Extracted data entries
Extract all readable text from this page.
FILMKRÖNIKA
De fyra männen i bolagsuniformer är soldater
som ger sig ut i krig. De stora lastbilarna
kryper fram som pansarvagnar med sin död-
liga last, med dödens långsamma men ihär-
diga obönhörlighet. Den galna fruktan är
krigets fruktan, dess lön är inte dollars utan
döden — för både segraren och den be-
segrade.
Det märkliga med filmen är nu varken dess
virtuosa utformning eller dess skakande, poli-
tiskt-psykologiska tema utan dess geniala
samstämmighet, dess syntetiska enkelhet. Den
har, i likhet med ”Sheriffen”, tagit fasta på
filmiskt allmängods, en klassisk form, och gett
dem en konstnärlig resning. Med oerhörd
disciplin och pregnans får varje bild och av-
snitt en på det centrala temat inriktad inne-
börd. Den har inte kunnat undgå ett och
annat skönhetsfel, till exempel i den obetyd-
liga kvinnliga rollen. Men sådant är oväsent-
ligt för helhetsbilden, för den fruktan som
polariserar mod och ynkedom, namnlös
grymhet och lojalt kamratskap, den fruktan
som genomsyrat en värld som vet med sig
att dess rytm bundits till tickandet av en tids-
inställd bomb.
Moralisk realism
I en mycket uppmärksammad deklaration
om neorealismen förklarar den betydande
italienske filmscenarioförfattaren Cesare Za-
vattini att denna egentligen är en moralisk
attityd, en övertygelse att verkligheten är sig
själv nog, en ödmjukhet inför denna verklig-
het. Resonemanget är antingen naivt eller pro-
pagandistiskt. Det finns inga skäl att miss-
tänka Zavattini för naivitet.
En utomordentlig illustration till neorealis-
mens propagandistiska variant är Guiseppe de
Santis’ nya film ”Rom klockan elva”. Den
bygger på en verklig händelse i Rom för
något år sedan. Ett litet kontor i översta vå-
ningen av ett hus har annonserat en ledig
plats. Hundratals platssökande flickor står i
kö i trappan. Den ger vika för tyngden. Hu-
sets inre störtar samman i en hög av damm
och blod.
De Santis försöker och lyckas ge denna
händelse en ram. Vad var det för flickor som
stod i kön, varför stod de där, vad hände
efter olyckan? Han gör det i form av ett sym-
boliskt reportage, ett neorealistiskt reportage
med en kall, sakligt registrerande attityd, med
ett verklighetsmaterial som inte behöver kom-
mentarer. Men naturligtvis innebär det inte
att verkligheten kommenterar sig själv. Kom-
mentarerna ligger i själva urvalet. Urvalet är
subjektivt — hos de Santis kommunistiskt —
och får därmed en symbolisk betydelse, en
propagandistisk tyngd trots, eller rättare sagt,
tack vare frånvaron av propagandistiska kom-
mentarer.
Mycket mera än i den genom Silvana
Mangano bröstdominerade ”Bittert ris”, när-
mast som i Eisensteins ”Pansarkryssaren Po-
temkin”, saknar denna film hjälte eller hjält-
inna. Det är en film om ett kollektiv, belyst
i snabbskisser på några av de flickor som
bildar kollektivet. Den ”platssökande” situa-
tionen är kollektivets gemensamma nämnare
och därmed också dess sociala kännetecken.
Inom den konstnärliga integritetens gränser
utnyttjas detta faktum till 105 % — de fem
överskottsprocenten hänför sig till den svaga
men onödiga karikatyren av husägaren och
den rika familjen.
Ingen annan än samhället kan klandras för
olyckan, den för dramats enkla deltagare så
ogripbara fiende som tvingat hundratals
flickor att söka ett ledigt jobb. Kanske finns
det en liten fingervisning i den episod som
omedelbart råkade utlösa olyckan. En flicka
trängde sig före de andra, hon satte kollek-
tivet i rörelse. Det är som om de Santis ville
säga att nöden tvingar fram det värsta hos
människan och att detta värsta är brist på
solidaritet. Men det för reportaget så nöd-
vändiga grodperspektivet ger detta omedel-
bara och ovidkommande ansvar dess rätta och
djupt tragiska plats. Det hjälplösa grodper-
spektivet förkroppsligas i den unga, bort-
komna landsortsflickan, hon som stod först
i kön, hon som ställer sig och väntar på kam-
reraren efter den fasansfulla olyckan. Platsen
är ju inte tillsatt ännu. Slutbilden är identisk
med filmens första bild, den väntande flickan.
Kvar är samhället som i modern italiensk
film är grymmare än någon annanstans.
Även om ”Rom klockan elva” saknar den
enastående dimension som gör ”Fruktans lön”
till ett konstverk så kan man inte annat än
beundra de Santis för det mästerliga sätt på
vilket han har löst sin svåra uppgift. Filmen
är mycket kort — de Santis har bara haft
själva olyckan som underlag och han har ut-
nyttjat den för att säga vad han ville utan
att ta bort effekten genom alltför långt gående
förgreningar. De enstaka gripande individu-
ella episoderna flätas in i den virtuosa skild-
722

Work to be completed ▸ Go through the data above and transcribe every entry exactly.

Answer for the task ▸
Extract all readable text from this page.
FILMKRÖNIKA
De fyra männen i bolagsuniformer är soldater
som ger sig ut i krig. De stora lastbilarna
kryper fram som pansarvagnar med sin död-
liga last, med dödens långsamma men ihär-
diga obönhörlighet. Den galna fruktan är
krigets fruktan, dess lön är inte dollars utan
döden — för både segraren och den be-
segrade.
Det märkliga med filmen är nu varken dess
virtuosa utformning eller dess skakande, poli-
tiskt-psykologiska tema utan dess geniala
samstämmighet, dess syntetiska enkelhet. Den
har, i likhet med ”Sheriffen”, tagit fasta på
filmiskt allmängods, en klassisk form, och gett
dem en konstnärlig resning. Med oerhörd
disciplin och pregnans får varje bild och av-
snitt en på det centrala temat inriktad inne-
börd. Den har inte kunnat undgå ett och
annat skönhetsfel, till exempel i den obetyd-
liga kvinnliga rollen. Men sådant är oväsent-
ligt för helhetsbilden, för den fruktan som
polariserar mod och ynkedom, namnlös
grymhet och lojalt kamratskap, den fruktan
som genomsyrat en värld som vet med sig
att dess rytm bundits till tickandet av en tids-
inställd bomb.
Moralisk realism
I en mycket uppmärksammad deklaration
om neorealismen förklarar den betydande
italienske filmscenarioförfattaren Cesare Za-
vattini att denna egentligen är en moralisk
attityd, en övertygelse att verkligheten är sig
själv nog, en ödmjukhet inför denna verklig-
het. Resonemanget är antingen naivt eller pro-
pagandistiskt. Det finns inga skäl att miss-
tänka Zavattini för naivitet.
En utomordentlig illustration till neorealis-
mens propagandistiska variant är Guiseppe de
Santis’ nya film ”Rom klockan elva”. Den
bygger på en verklig händelse i Rom för
något år sedan. Ett litet kontor i översta vå-
ningen av ett hus har annonserat en ledig
plats. Hundratals platssökande flickor står i
kö i trappan. Den ger vika för tyngden. Hu-
sets inre störtar samman i en hög av damm
och blod.
De Santis försöker och lyckas ge denna
händelse en ram. Vad var det för flickor som
stod i kön, varför stod de där, vad hände
efter olyckan? Han gör det i form av ett sym-
boliskt reportage, ett neorealistiskt reportage
med en kall, sakligt registrerande attityd, med
ett verklighetsmaterial som inte behöver kom-
mentarer. Men naturligtvis innebär det inte
att verkligheten kommenterar sig själv. Kom-
mentarerna ligger i själva urvalet. Urvalet är
subjektivt — hos de Santis kommunistiskt —
och får därmed en symbolisk betydelse, en
propagandistisk tyngd trots, eller rättare sagt,
tack vare frånvaron av propagandistiska kom-
mentarer.
Mycket mera än i den genom Silvana
Mangano bröstdominerade ”Bittert ris”, när-
mast som i Eisensteins ”Pansarkryssaren Po-
temkin”, saknar denna film hjälte eller hjält-
inna. Det är en film om ett kollektiv, belyst
i snabbskisser på några av de flickor som
bildar kollektivet. Den ”platssökande” situa-
tionen är kollektivets gemensamma nämnare
och därmed också dess sociala kännetecken.
Inom den konstnärliga integritetens gränser
utnyttjas detta faktum till 105 % — de fem
överskottsprocenten hänför sig till den svaga
men onödiga karikatyren av husägaren och
den rika familjen.
Ingen annan än samhället kan klandras för
olyckan, den för dramats enkla deltagare så
ogripbara fiende som tvingat hundratals
flickor att söka ett ledigt jobb. Kanske finns
det en liten fingervisning i den episod som
omedelbart råkade utlösa olyckan. En flicka
trängde sig före de andra, hon satte kollek-
tivet i rörelse. Det är som om de Santis ville
säga att nöden tvingar fram det värsta hos
människan och att detta värsta är brist på
solidaritet. Men det för reportaget så nöd-
vändiga grodperspektivet ger detta omedel-
bara och ovidkommande ansvar dess rätta och
djupt tragiska plats. Det hjälplösa grodper-
spektivet förkroppsligas i den unga, bort-
komna landsortsflickan, hon som stod först
i kön, hon som ställer sig och väntar på kam-
reraren efter den fasansfulla olyckan. Platsen
är ju inte tillsatt ännu. Slutbilden är identisk
med filmens första bild, den väntande flickan.
Kvar är samhället som i modern italiensk
film är grymmare än någon annanstans.
Även om ”Rom klockan elva” saknar den
enastående dimension som gör ”Fruktans lön”
till ett konstverk så kan man inte annat än
beundra de Santis för det mästerliga sätt på
vilket han har löst sin svåra uppgift. Filmen
är mycket kort — de Santis har bara haft
själva olyckan som underlag och han har ut-
nyttjat den för att säga vad han ville utan
att ta bort effekten genom alltför långt gående
förgreningar. De enstaka gripande individu-
ella episoderna flätas in i den virtuosa skild-
722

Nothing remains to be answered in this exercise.